▶ _Aim of the exercise_: Filter this material down to the lines that hold "type", copying each one.

[Figure record listings]
● ● ● ● ●

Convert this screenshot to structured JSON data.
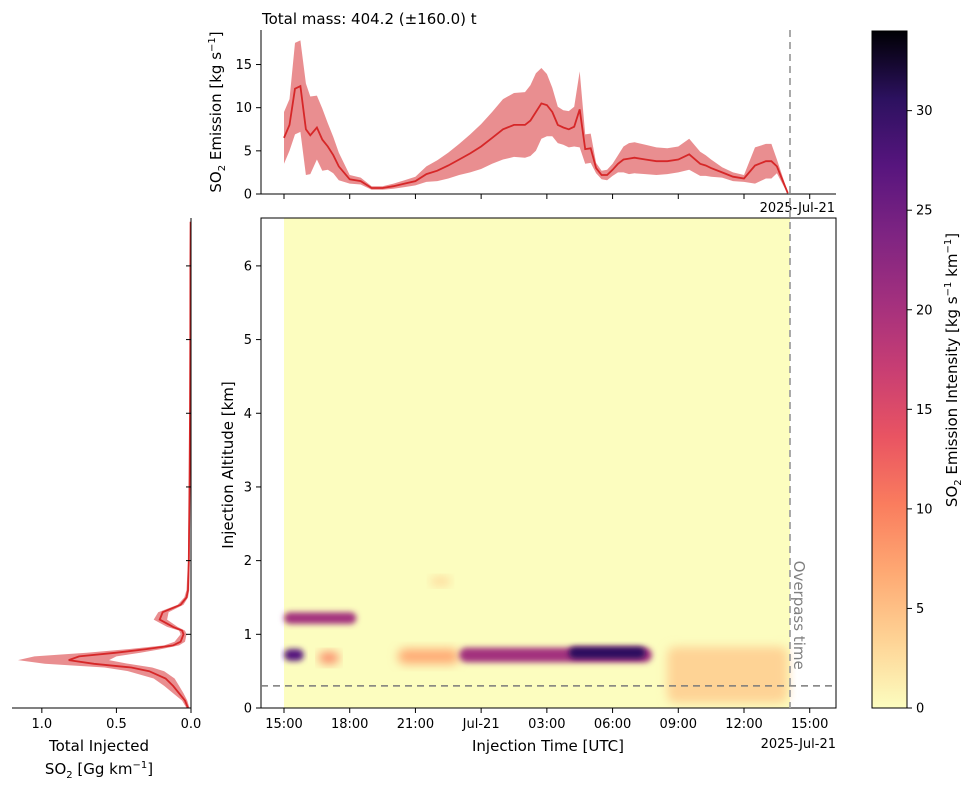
{
  "chart_data": [
    {
      "type": "area",
      "panel": "top",
      "title": "Total mass: 404.2 (±160.0) t",
      "ylabel": "SO2 Emission [kg s⁻¹]",
      "ylabel_parts": [
        "SO",
        "2",
        " Emission [kg s",
        "−1",
        "]"
      ],
      "date_label": "2025-Jul-21",
      "ylim": [
        0,
        19
      ],
      "yticks": [
        0,
        5,
        10,
        15
      ],
      "series_color": "#d62728",
      "band_color": "#e8888a",
      "x_hours": [
        0.0,
        0.25,
        0.5,
        0.75,
        1.0,
        1.2,
        1.5,
        1.75,
        2.0,
        2.25,
        2.5,
        3.0,
        3.5,
        4.0,
        4.5,
        5.0,
        5.5,
        6.0,
        6.5,
        7.0,
        7.5,
        8.0,
        8.5,
        9.0,
        9.5,
        10.0,
        10.5,
        11.0,
        11.25,
        11.5,
        11.75,
        12.0,
        12.25,
        12.5,
        12.75,
        13.0,
        13.25,
        13.5,
        13.75,
        14.0,
        14.25,
        14.5,
        14.75,
        15.0,
        15.25,
        15.5,
        15.75,
        16.0,
        16.5,
        17.0,
        17.5,
        18.0,
        18.5,
        19.0,
        19.25,
        19.5,
        20.0,
        20.5,
        21.0,
        21.5,
        22.0,
        22.25,
        22.5,
        23.0
      ],
      "emission": [
        6.5,
        8.0,
        12.2,
        12.5,
        7.5,
        6.8,
        7.7,
        6.3,
        5.5,
        4.5,
        3.2,
        1.7,
        1.5,
        0.7,
        0.7,
        0.9,
        1.2,
        1.5,
        2.3,
        2.7,
        3.3,
        4.0,
        4.7,
        5.5,
        6.5,
        7.5,
        8.0,
        8.0,
        8.5,
        9.5,
        10.5,
        10.3,
        9.5,
        8.0,
        7.7,
        7.5,
        7.8,
        9.8,
        5.2,
        5.3,
        3.0,
        2.2,
        2.2,
        2.8,
        3.5,
        4.0,
        4.1,
        4.2,
        4.0,
        3.8,
        3.8,
        4.0,
        4.6,
        3.5,
        3.3,
        3.0,
        2.5,
        2.0,
        1.8,
        3.3,
        3.8,
        3.8,
        3.2,
        0.1
      ],
      "upper": [
        9.5,
        11.0,
        17.5,
        17.8,
        12.8,
        11.3,
        11.4,
        9.9,
        8.2,
        6.6,
        4.8,
        2.2,
        1.9,
        0.9,
        0.9,
        1.2,
        1.6,
        2.0,
        3.2,
        3.9,
        4.8,
        5.8,
        6.9,
        8.1,
        9.5,
        11.0,
        11.7,
        11.8,
        12.6,
        14.0,
        14.6,
        13.9,
        12.3,
        10.1,
        9.7,
        9.6,
        10.1,
        14.2,
        6.9,
        7.0,
        3.6,
        2.7,
        2.8,
        3.5,
        4.5,
        5.5,
        5.9,
        6.0,
        5.7,
        5.4,
        5.3,
        5.5,
        6.4,
        4.9,
        4.5,
        4.0,
        3.1,
        2.5,
        2.2,
        5.4,
        5.8,
        5.8,
        4.0,
        0.2
      ],
      "lower": [
        3.5,
        5.0,
        6.9,
        7.2,
        2.2,
        2.3,
        4.0,
        2.7,
        2.8,
        2.4,
        1.6,
        1.2,
        1.1,
        0.5,
        0.5,
        0.6,
        0.8,
        1.0,
        1.4,
        1.5,
        1.8,
        2.2,
        2.5,
        2.9,
        3.5,
        4.0,
        4.3,
        4.2,
        4.4,
        5.0,
        6.4,
        6.7,
        6.7,
        5.9,
        5.7,
        5.4,
        5.5,
        5.4,
        3.5,
        3.6,
        2.4,
        1.7,
        1.6,
        2.1,
        2.5,
        2.5,
        2.3,
        2.4,
        2.3,
        2.2,
        2.3,
        2.5,
        2.8,
        2.1,
        2.1,
        2.0,
        1.9,
        1.5,
        1.4,
        1.2,
        1.8,
        1.8,
        2.4,
        0.0
      ]
    },
    {
      "type": "heatmap",
      "panel": "main",
      "xlabel": "Injection Time [UTC]",
      "ylabel": "Injection Altitude [km]",
      "x_tick_labels": [
        "15:00",
        "18:00",
        "21:00",
        "Jul-21",
        "03:00",
        "06:00",
        "09:00",
        "12:00",
        "15:00"
      ],
      "x_tick_hours": [
        0,
        3,
        6,
        9,
        12,
        15,
        18,
        21,
        24
      ],
      "date_label": "2025-Jul-21",
      "ylim": [
        0,
        6.65
      ],
      "yticks": [
        0,
        1,
        2,
        3,
        4,
        5,
        6
      ],
      "x_range_hours": [
        -1.05,
        25.2
      ],
      "data_range_hours": [
        0,
        23.1
      ],
      "dashed_altitude_km": 0.3,
      "overpass_hour": 23.1,
      "overpass_label": "Overpass time",
      "base_color": "#fcfdbf",
      "features": [
        {
          "t0": 0.0,
          "t1": 3.3,
          "alt": 1.22,
          "h": 0.08,
          "intensity": 22
        },
        {
          "t0": 0.0,
          "t1": 0.9,
          "alt": 0.72,
          "h": 0.08,
          "intensity": 26
        },
        {
          "t0": 1.6,
          "t1": 2.5,
          "alt": 0.68,
          "h": 0.07,
          "intensity": 10
        },
        {
          "t0": 5.2,
          "t1": 8.0,
          "alt": 0.7,
          "h": 0.1,
          "intensity": 8
        },
        {
          "t0": 8.0,
          "t1": 16.8,
          "alt": 0.72,
          "h": 0.1,
          "intensity": 22
        },
        {
          "t0": 13.0,
          "t1": 16.5,
          "alt": 0.75,
          "h": 0.08,
          "intensity": 32
        },
        {
          "t0": 17.5,
          "t1": 23.0,
          "alt": 0.45,
          "h": 0.38,
          "intensity": 5
        },
        {
          "t0": 6.7,
          "t1": 7.6,
          "alt": 1.72,
          "h": 0.05,
          "intensity": 3
        }
      ]
    },
    {
      "type": "line",
      "panel": "left",
      "xlabel_line1": "Total Injected",
      "xlabel_line2_parts": [
        "SO",
        "2",
        " [Gg km",
        "−1",
        "]"
      ],
      "x_tick_labels": [
        "1.0",
        "0.5",
        "0.0"
      ],
      "xlim": [
        1.2,
        0.0
      ],
      "alt_km": [
        0.0,
        0.1,
        0.2,
        0.3,
        0.4,
        0.5,
        0.55,
        0.6,
        0.65,
        0.7,
        0.75,
        0.8,
        0.85,
        0.9,
        0.95,
        1.0,
        1.05,
        1.1,
        1.2,
        1.3,
        1.4,
        1.5,
        1.6,
        2.0,
        3.0,
        4.0,
        5.0,
        6.0,
        6.6
      ],
      "injected": [
        0.02,
        0.04,
        0.08,
        0.12,
        0.17,
        0.28,
        0.4,
        0.65,
        0.82,
        0.75,
        0.5,
        0.3,
        0.12,
        0.07,
        0.06,
        0.05,
        0.06,
        0.12,
        0.21,
        0.19,
        0.07,
        0.03,
        0.02,
        0.015,
        0.01,
        0.007,
        0.005,
        0.004,
        0.003
      ],
      "upper": [
        0.03,
        0.06,
        0.12,
        0.18,
        0.25,
        0.42,
        0.58,
        0.98,
        1.16,
        1.05,
        0.7,
        0.42,
        0.18,
        0.11,
        0.09,
        0.07,
        0.08,
        0.16,
        0.25,
        0.22,
        0.09,
        0.045,
        0.03,
        0.02,
        0.014,
        0.01,
        0.008,
        0.006,
        0.005
      ],
      "lower": [
        0.01,
        0.025,
        0.05,
        0.08,
        0.11,
        0.18,
        0.26,
        0.42,
        0.55,
        0.5,
        0.34,
        0.2,
        0.08,
        0.04,
        0.035,
        0.03,
        0.04,
        0.09,
        0.16,
        0.15,
        0.05,
        0.02,
        0.012,
        0.009,
        0.006,
        0.004,
        0.003,
        0.002,
        0.002
      ]
    },
    {
      "type": "colorbar",
      "label_parts": [
        "SO",
        "2",
        " Emission Intensity [kg s",
        "−1",
        " km",
        "−1",
        "]"
      ],
      "vmin": 0,
      "vmax": 34,
      "ticks": [
        0,
        5,
        10,
        15,
        20,
        25,
        30
      ],
      "colormap": "magma_r"
    }
  ]
}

● ● ● ● ●

▶ _In response_:
      "type": "area",
      "type": "heatmap",
      "type": "line",
      "type": "colorbar",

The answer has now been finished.